* [EXERCISE DATA]:
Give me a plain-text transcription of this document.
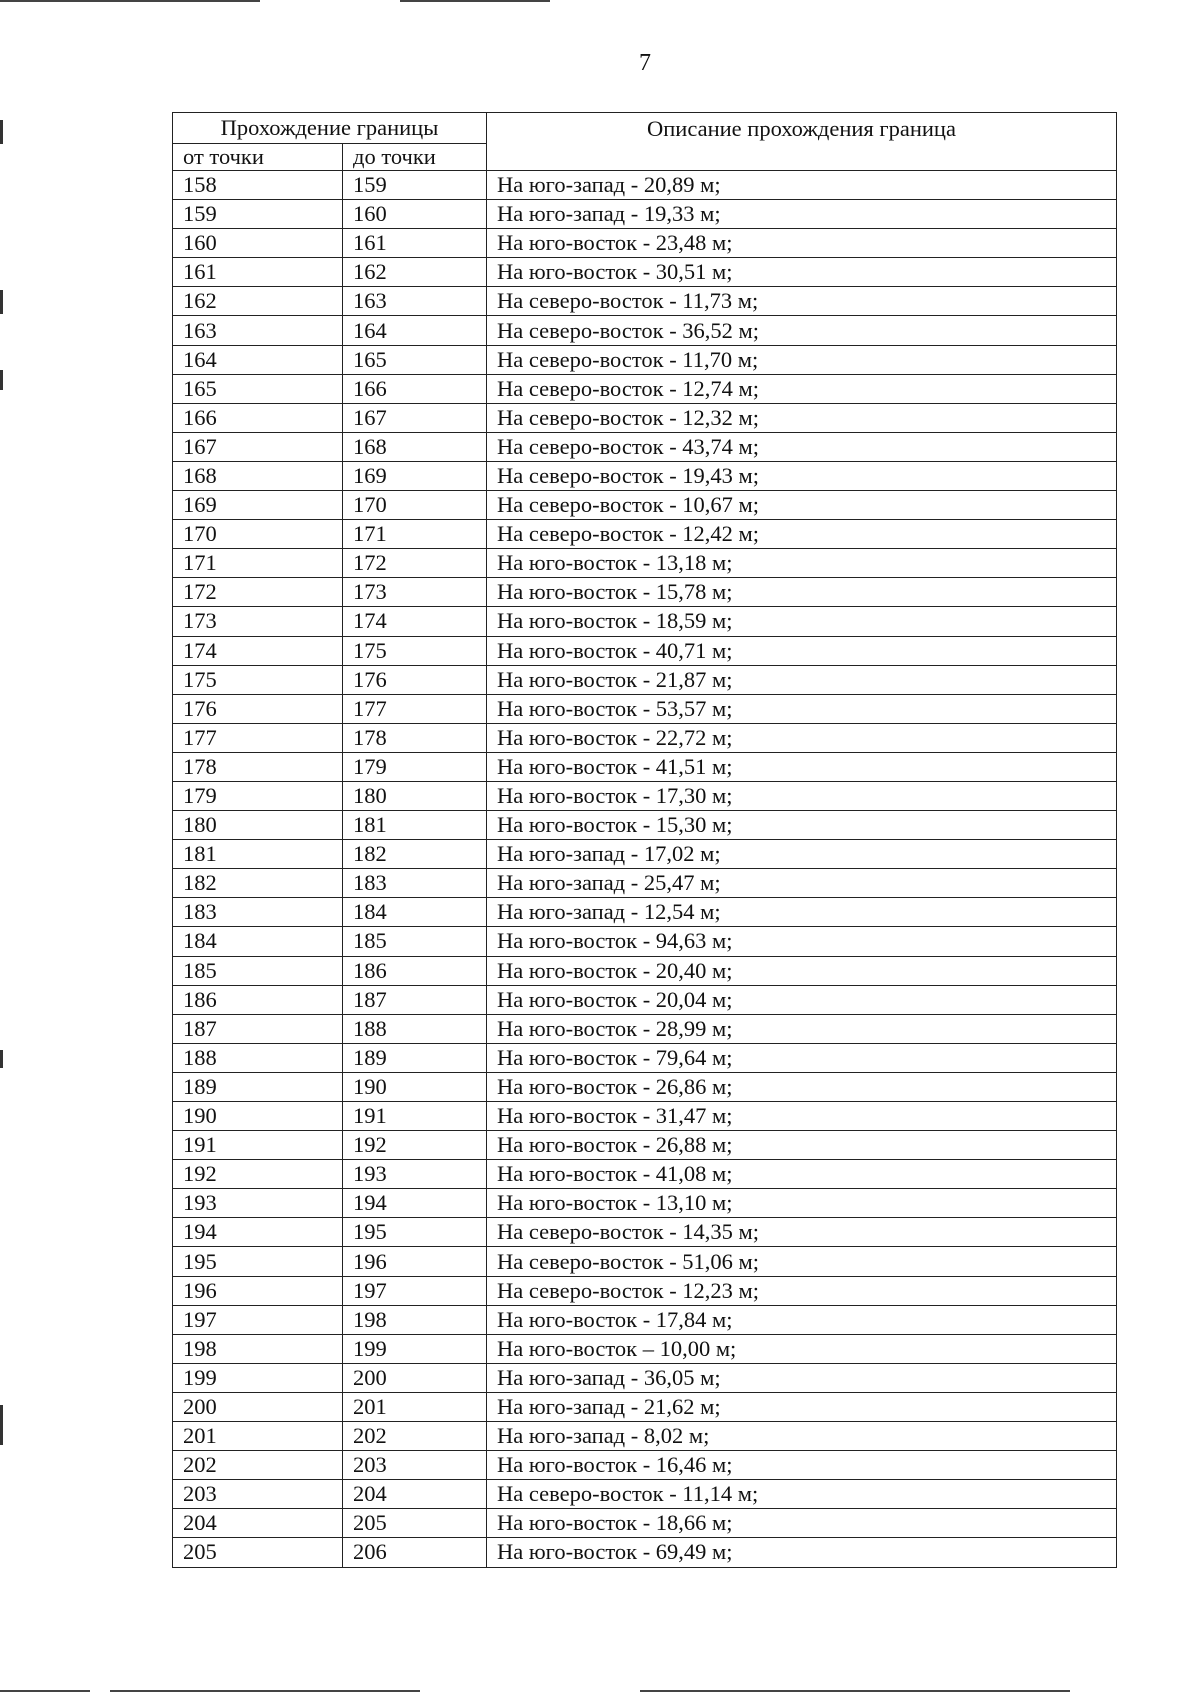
7
Прохождение границы		Описание прохождения граница
от точки	до точки	
158	159	На юго-запад - 20,89 м;
159	160	На юго-запад - 19,33 м;
160	161	На юго-восток - 23,48 м;
161	162	На юго-восток - 30,51 м;
162	163	На северо-восток - 11,73 м;
163	164	На северо-восток - 36,52 м;
164	165	На северо-восток - 11,70 м;
165	166	На северо-восток - 12,74 м;
166	167	На северо-восток - 12,32 м;
167	168	На северо-восток - 43,74 м;
168	169	На северо-восток - 19,43 м;
169	170	На северо-восток - 10,67 м;
170	171	На северо-восток - 12,42 м;
171	172	На юго-восток - 13,18 м;
172	173	На юго-восток - 15,78 м;
173	174	На юго-восток - 18,59 м;
174	175	На юго-восток - 40,71 м;
175	176	На юго-восток - 21,87 м;
176	177	На юго-восток - 53,57 м;
177	178	На юго-восток - 22,72 м;
178	179	На юго-восток - 41,51 м;
179	180	На юго-восток - 17,30 м;
180	181	На юго-восток - 15,30 м;
181	182	На юго-запад - 17,02 м;
182	183	На юго-запад - 25,47 м;
183	184	На юго-запад - 12,54 м;
184	185	На юго-восток - 94,63 м;
185	186	На юго-восток - 20,40 м;
186	187	На юго-восток - 20,04 м;
187	188	На юго-восток - 28,99 м;
188	189	На юго-восток - 79,64 м;
189	190	На юго-восток - 26,86 м;
190	191	На юго-восток - 31,47 м;
191	192	На юго-восток - 26,88 м;
192	193	На юго-восток - 41,08 м;
193	194	На юго-восток - 13,10 м;
194	195	На северо-восток - 14,35 м;
195	196	На северо-восток - 51,06 м;
196	197	На северо-восток - 12,23 м;
197	198	На юго-восток - 17,84 м;
198	199	На юго-восток – 10,00 м;
199	200	На юго-запад - 36,05 м;
200	201	На юго-запад - 21,62 м;
201	202	На юго-запад - 8,02 м;
202	203	На юго-восток - 16,46 м;
203	204	На северо-восток - 11,14 м;
204	205	На юго-восток - 18,66 м;
205	206	На юго-восток - 69,49 м;
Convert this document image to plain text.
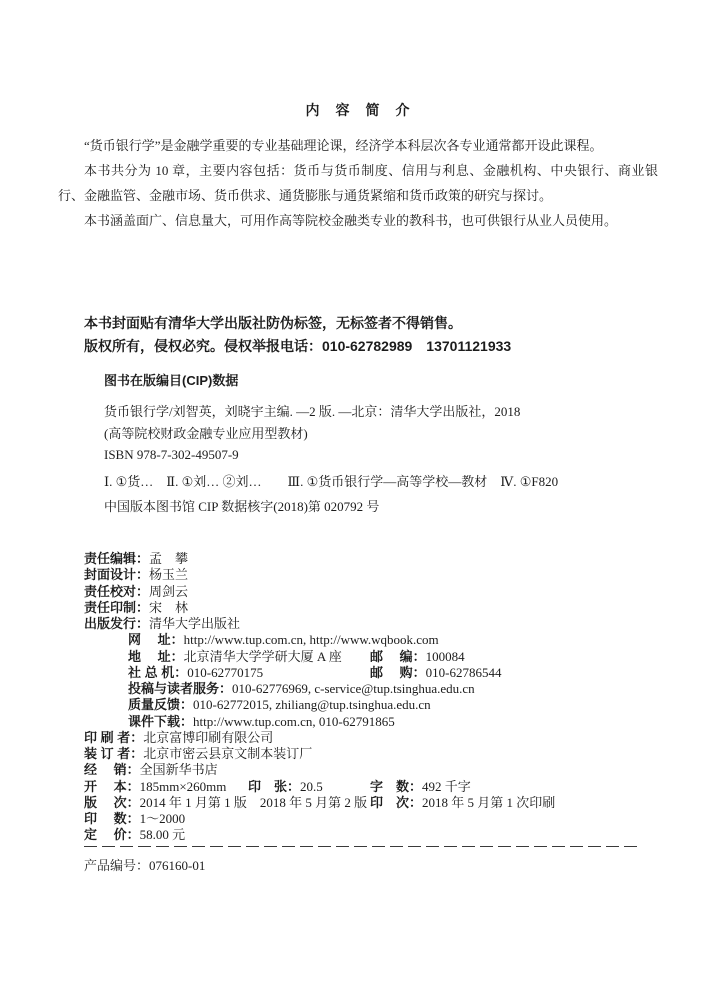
内　容　简　介

“货币银行学”是金融学重要的专业基础理论课，经济学本科层次各专业通常都开设此课程。

本书共分为 10 章，主要内容包括：货币与货币制度、信用与利息、金融机构、中央银行、商业银行、金融监管、金融市场、货币供求、通货膨胀与通货紧缩和货币政策的研究与探讨。

本书涵盖面广、信息量大，可用作高等院校金融类专业的教科书，也可供银行从业人员使用。

本书封面贴有清华大学出版社防伪标签，无标签者不得销售。
版权所有，侵权必究。侵权举报电话：010-62782989　13701121933

图书在版编目(CIP)数据

货币银行学/刘智英，刘晓宇主编. —2 版. —北京：清华大学出版社，2018
(高等院校财政金融专业应用型教材)
ISBN 978-7-302-49507-9
Ⅰ. ①货…　Ⅱ. ①刘… ②刘…　　Ⅲ. ①货币银行学—高等学校—教材　Ⅳ. ①F820
中国版本图书馆 CIP 数据核字(2018)第 020792 号
责任编辑：孟　攀
封面设计：杨玉兰
责任校对：周剑云
责任印制：宋　林
出版发行：清华大学出版社
网　 址：http://www.tup.com.cn, http://www.wqbook.com
地　 址：北京清华大学学研大厦 A 座 邮　 编：100084
社 总 机：010-62770175	邮　 购：010-62786544
投稿与读者服务：010-62776969, c-service@tup.tsinghua.edu.cn
质量反馈：010-62772015, zhiliang@tup.tsinghua.edu.cn
课件下载：http://www.tup.com.cn, 010-62791865
印 刷 者：北京富博印刷有限公司
装 订 者：北京市密云县京文制本装订厂
经　 销：全国新华书店
开　 本：185mm×260mm 印　张：20.5	字　数：492 千字
版　 次：2014 年 1 月第 1 版　2018 年 5 月第 2 版 印　次：2018 年 5 月第 1 次印刷
印　 数：1～2000
定　 价：58.00 元
产品编号：076160-01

* [EXERCISE INSTRUCTIONS]: Report how many lines of the data hold the string "plain"; give only the number.

* [FINAL RESULT]: 2